__What you should do__:
Leave the pictures out, and retype all of the material exactly as written.

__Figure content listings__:
══════════
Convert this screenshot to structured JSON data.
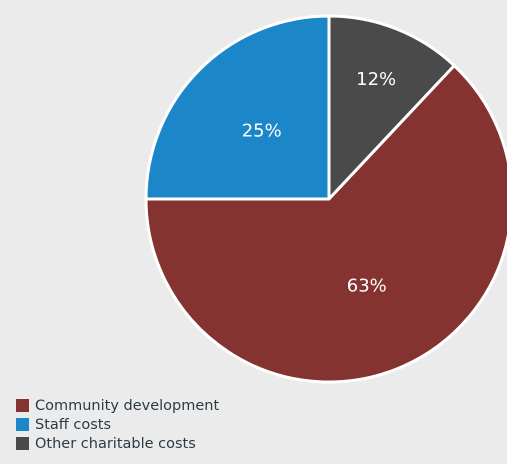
{
  "chart_data": {
    "type": "pie",
    "slices": [
      {
        "label": "Other charitable costs",
        "value": 12,
        "display": "12%",
        "color": "#4a4a4a"
      },
      {
        "label": "Community development",
        "value": 63,
        "display": "63%",
        "color": "#843330"
      },
      {
        "label": "Staff costs",
        "value": 25,
        "display": "25%",
        "color": "#1b87c9"
      }
    ],
    "legend": {
      "position": "bottom-left",
      "items": [
        {
          "label": "Community development",
          "color": "#843330"
        },
        {
          "label": "Staff costs",
          "color": "#1b87c9"
        },
        {
          "label": "Other charitable costs",
          "color": "#4a4a4a"
        }
      ]
    }
  }
}
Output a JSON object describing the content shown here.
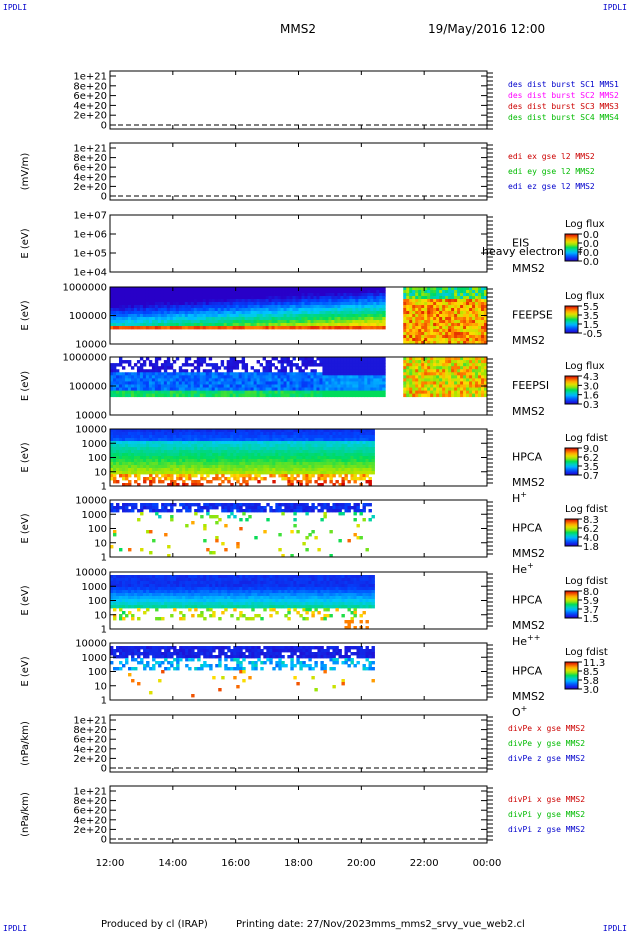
{
  "corners": {
    "tl": "IPDLI",
    "tr": "IPDLI",
    "bl": "IPDLI",
    "br": "IPDLI"
  },
  "header": {
    "spacecraft": "MMS2",
    "datetime": "19/May/2016 12:00"
  },
  "footer": {
    "producer": "Produced by cl (IRAP)",
    "print_date": "Printing date: 27/Nov/2023",
    "script_name": "mms_mms2_srvy_vue_web2.cl"
  },
  "chart_data": {
    "type": "heatmap",
    "x_ticks": [
      "12:00",
      "14:00",
      "16:00",
      "18:00",
      "20:00",
      "22:00",
      "00:00"
    ],
    "x_range_hours": [
      12,
      24
    ],
    "panels": [
      {
        "id": "des_dist",
        "kind": "lines",
        "ylabel": "",
        "yticks": [
          "1e+21",
          "8e+20",
          "6e+20",
          "4e+20",
          "2e+20",
          "0"
        ],
        "legend": [
          {
            "text": "des dist burst SC1 MMS1",
            "color": "#0000cc"
          },
          {
            "text": "des dist burst SC2 MMS2",
            "color": "#ff00ff"
          },
          {
            "text": "des dist burst SC3 MMS3",
            "color": "#cc0000"
          },
          {
            "text": "des dist burst SC4 MMS4",
            "color": "#00bb00"
          }
        ]
      },
      {
        "id": "edi",
        "kind": "lines",
        "ylabel": "(mV/m)",
        "yticks": [
          "1e+21",
          "8e+20",
          "6e+20",
          "4e+20",
          "2e+20",
          "0"
        ],
        "legend": [
          {
            "text": "edi ex gse l2 MMS2",
            "color": "#cc0000"
          },
          {
            "text": "edi ey gse l2 MMS2",
            "color": "#00bb00"
          },
          {
            "text": "edi ez gse l2 MMS2",
            "color": "#0000cc"
          }
        ]
      },
      {
        "id": "eis",
        "kind": "spec",
        "ylabel": "E (eV)",
        "yticks": [
          "1e+07",
          "1e+06",
          "1e+05",
          "1e+04"
        ],
        "instrument": "EIS",
        "sc": "MMS2",
        "species": "",
        "overlay": "heavy electron tof",
        "cbar_title": "Log flux",
        "cbar_ticks": [
          "0.0",
          "0.0",
          "0.0",
          "0.0"
        ],
        "t_end": null
      },
      {
        "id": "feepse",
        "kind": "spec",
        "ylabel": "E (eV)",
        "yticks": [
          "1000000",
          "100000",
          "10000"
        ],
        "instrument": "FEEPSE",
        "sc": "MMS2",
        "species": "",
        "overlay": "",
        "cbar_title": "Log flux",
        "cbar_ticks": [
          "5.5",
          "3.5",
          "1.5",
          "-0.5"
        ],
        "t_end": 24
      },
      {
        "id": "feepsi",
        "kind": "spec",
        "ylabel": "E (eV)",
        "yticks": [
          "1000000",
          "100000",
          "10000"
        ],
        "instrument": "FEEPSI",
        "sc": "MMS2",
        "species": "",
        "overlay": "",
        "cbar_title": "Log flux",
        "cbar_ticks": [
          "4.3",
          "3.0",
          "1.6",
          "0.3"
        ],
        "t_end": 24
      },
      {
        "id": "hpca_h",
        "kind": "spec",
        "ylabel": "E (eV)",
        "yticks": [
          "10000",
          "1000",
          "100",
          "10",
          "1"
        ],
        "instrument": "HPCA",
        "sc": "MMS2",
        "species": "H",
        "charge": "+",
        "overlay": "",
        "cbar_title": "Log fdist",
        "cbar_ticks": [
          "9.0",
          "6.2",
          "3.5",
          "0.7"
        ],
        "t_end": 20.42
      },
      {
        "id": "hpca_he",
        "kind": "spec",
        "ylabel": "E (eV)",
        "yticks": [
          "10000",
          "1000",
          "100",
          "10",
          "1"
        ],
        "instrument": "HPCA",
        "sc": "MMS2",
        "species": "He",
        "charge": "+",
        "overlay": "",
        "cbar_title": "Log fdist",
        "cbar_ticks": [
          "8.3",
          "6.2",
          "4.0",
          "1.8"
        ],
        "t_end": 20.42
      },
      {
        "id": "hpca_hepp",
        "kind": "spec",
        "ylabel": "E (eV)",
        "yticks": [
          "10000",
          "1000",
          "100",
          "10",
          "1"
        ],
        "instrument": "HPCA",
        "sc": "MMS2",
        "species": "He",
        "charge": "++",
        "overlay": "",
        "cbar_title": "Log fdist",
        "cbar_ticks": [
          "8.0",
          "5.9",
          "3.7",
          "1.5"
        ],
        "t_end": 20.42
      },
      {
        "id": "hpca_o",
        "kind": "spec",
        "ylabel": "E (eV)",
        "yticks": [
          "10000",
          "1000",
          "100",
          "10",
          "1"
        ],
        "instrument": "HPCA",
        "sc": "MMS2",
        "species": "O",
        "charge": "+",
        "overlay": "",
        "cbar_title": "Log fdist",
        "cbar_ticks": [
          "11.3",
          "8.5",
          "5.8",
          "3.0"
        ],
        "t_end": 20.42
      },
      {
        "id": "divpe",
        "kind": "lines",
        "ylabel": "(nPa/km)",
        "yticks": [
          "1e+21",
          "8e+20",
          "6e+20",
          "4e+20",
          "2e+20",
          "0"
        ],
        "legend": [
          {
            "text": "divPe x gse MMS2",
            "color": "#cc0000"
          },
          {
            "text": "divPe y gse MMS2",
            "color": "#00bb00"
          },
          {
            "text": "divPe z gse MMS2",
            "color": "#0000cc"
          }
        ]
      },
      {
        "id": "divpi",
        "kind": "lines",
        "ylabel": "(nPa/km)",
        "yticks": [
          "1e+21",
          "8e+20",
          "6e+20",
          "4e+20",
          "2e+20",
          "0"
        ],
        "legend": [
          {
            "text": "divPi x gse MMS2",
            "color": "#cc0000"
          },
          {
            "text": "divPi y gse MMS2",
            "color": "#00bb00"
          },
          {
            "text": "divPi z gse MMS2",
            "color": "#0000cc"
          }
        ]
      }
    ]
  }
}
══════════
__Response__:
Convert this screenshot to structured JSON data.
{
  "chart_data": {
    "type": "pie",
    "slices": [
      {
        "label": "Other charitable costs",
        "value": 12,
        "display": "12%",
        "color": "#4a4a4a"
      },
      {
        "label": "Community development",
        "value": 63,
        "display": "63%",
        "color": "#843330"
      },
      {
        "label": "Staff costs",
        "value": 25,
        "display": "25%",
        "color": "#1b87c9"
      }
    ],
    "legend": {
      "position": "bottom-left",
      "items": [
        {
          "label": "Community development",
          "color": "#843330"
        },
        {
          "label": "Staff costs",
          "color": "#1b87c9"
        },
        {
          "label": "Other charitable costs",
          "color": "#4a4a4a"
        }
      ]
    }
  }
}
Output a JSON object describing the content shown here.
{
  "corners": {
    "tl": "IPDLI",
    "tr": "IPDLI",
    "bl": "IPDLI",
    "br": "IPDLI"
  },
  "header": {
    "spacecraft": "MMS2",
    "datetime": "19/May/2016 12:00"
  },
  "footer": {
    "producer": "Produced by cl (IRAP)",
    "print_date": "Printing date: 27/Nov/2023",
    "script_name": "mms_mms2_srvy_vue_web2.cl"
  },
  "chart_data": {
    "type": "heatmap",
    "x_ticks": [
      "12:00",
      "14:00",
      "16:00",
      "18:00",
      "20:00",
      "22:00",
      "00:00"
    ],
    "x_range_hours": [
      12,
      24
    ],
    "panels": [
      {
        "id": "des_dist",
        "kind": "lines",
        "ylabel": "",
        "yticks": [
          "1e+21",
          "8e+20",
          "6e+20",
          "4e+20",
          "2e+20",
          "0"
        ],
        "legend": [
          {
            "text": "des dist burst SC1 MMS1",
            "color": "#0000cc"
          },
          {
            "text": "des dist burst SC2 MMS2",
            "color": "#ff00ff"
          },
          {
            "text": "des dist burst SC3 MMS3",
            "color": "#cc0000"
          },
          {
            "text": "des dist burst SC4 MMS4",
            "color": "#00bb00"
          }
        ]
      },
      {
        "id": "edi",
        "kind": "lines",
        "ylabel": "(mV/m)",
        "yticks": [
          "1e+21",
          "8e+20",
          "6e+20",
          "4e+20",
          "2e+20",
          "0"
        ],
        "legend": [
          {
            "text": "edi ex gse l2 MMS2",
            "color": "#cc0000"
          },
          {
            "text": "edi ey gse l2 MMS2",
            "color": "#00bb00"
          },
          {
            "text": "edi ez gse l2 MMS2",
            "color": "#0000cc"
          }
        ]
      },
      {
        "id": "eis",
        "kind": "spec",
        "ylabel": "E (eV)",
        "yticks": [
          "1e+07",
          "1e+06",
          "1e+05",
          "1e+04"
        ],
        "instrument": "EIS",
        "sc": "MMS2",
        "species": "",
        "overlay": "heavy electron tof",
        "cbar_title": "Log flux",
        "cbar_ticks": [
          "0.0",
          "0.0",
          "0.0",
          "0.0"
        ],
        "t_end": null
      },
      {
        "id": "feepse",
        "kind": "spec",
        "ylabel": "E (eV)",
        "yticks": [
          "1000000",
          "100000",
          "10000"
        ],
        "instrument": "FEEPSE",
        "sc": "MMS2",
        "species": "",
        "overlay": "",
        "cbar_title": "Log flux",
        "cbar_ticks": [
          "5.5",
          "3.5",
          "1.5",
          "-0.5"
        ],
        "t_end": 24
      },
      {
        "id": "feepsi",
        "kind": "spec",
        "ylabel": "E (eV)",
        "yticks": [
          "1000000",
          "100000",
          "10000"
        ],
        "instrument": "FEEPSI",
        "sc": "MMS2",
        "species": "",
        "overlay": "",
        "cbar_title": "Log flux",
        "cbar_ticks": [
          "4.3",
          "3.0",
          "1.6",
          "0.3"
        ],
        "t_end": 24
      },
      {
        "id": "hpca_h",
        "kind": "spec",
        "ylabel": "E (eV)",
        "yticks": [
          "10000",
          "1000",
          "100",
          "10",
          "1"
        ],
        "instrument": "HPCA",
        "sc": "MMS2",
        "species": "H",
        "charge": "+",
        "overlay": "",
        "cbar_title": "Log fdist",
        "cbar_ticks": [
          "9.0",
          "6.2",
          "3.5",
          "0.7"
        ],
        "t_end": 20.42
      },
      {
        "id": "hpca_he",
        "kind": "spec",
        "ylabel": "E (eV)",
        "yticks": [
          "10000",
          "1000",
          "100",
          "10",
          "1"
        ],
        "instrument": "HPCA",
        "sc": "MMS2",
        "species": "He",
        "charge": "+",
        "overlay": "",
        "cbar_title": "Log fdist",
        "cbar_ticks": [
          "8.3",
          "6.2",
          "4.0",
          "1.8"
        ],
        "t_end": 20.42
      },
      {
        "id": "hpca_hepp",
        "kind": "spec",
        "ylabel": "E (eV)",
        "yticks": [
          "10000",
          "1000",
          "100",
          "10",
          "1"
        ],
        "instrument": "HPCA",
        "sc": "MMS2",
        "species": "He",
        "charge": "++",
        "overlay": "",
        "cbar_title": "Log fdist",
        "cbar_ticks": [
          "8.0",
          "5.9",
          "3.7",
          "1.5"
        ],
        "t_end": 20.42
      },
      {
        "id": "hpca_o",
        "kind": "spec",
        "ylabel": "E (eV)",
        "yticks": [
          "10000",
          "1000",
          "100",
          "10",
          "1"
        ],
        "instrument": "HPCA",
        "sc": "MMS2",
        "species": "O",
        "charge": "+",
        "overlay": "",
        "cbar_title": "Log fdist",
        "cbar_ticks": [
          "11.3",
          "8.5",
          "5.8",
          "3.0"
        ],
        "t_end": 20.42
      },
      {
        "id": "divpe",
        "kind": "lines",
        "ylabel": "(nPa/km)",
        "yticks": [
          "1e+21",
          "8e+20",
          "6e+20",
          "4e+20",
          "2e+20",
          "0"
        ],
        "legend": [
          {
            "text": "divPe x gse MMS2",
            "color": "#cc0000"
          },
          {
            "text": "divPe y gse MMS2",
            "color": "#00bb00"
          },
          {
            "text": "divPe z gse MMS2",
            "color": "#0000cc"
          }
        ]
      },
      {
        "id": "divpi",
        "kind": "lines",
        "ylabel": "(nPa/km)",
        "yticks": [
          "1e+21",
          "8e+20",
          "6e+20",
          "4e+20",
          "2e+20",
          "0"
        ],
        "legend": [
          {
            "text": "divPi x gse MMS2",
            "color": "#cc0000"
          },
          {
            "text": "divPi y gse MMS2",
            "color": "#00bb00"
          },
          {
            "text": "divPi z gse MMS2",
            "color": "#0000cc"
          }
        ]
      }
    ]
  }
}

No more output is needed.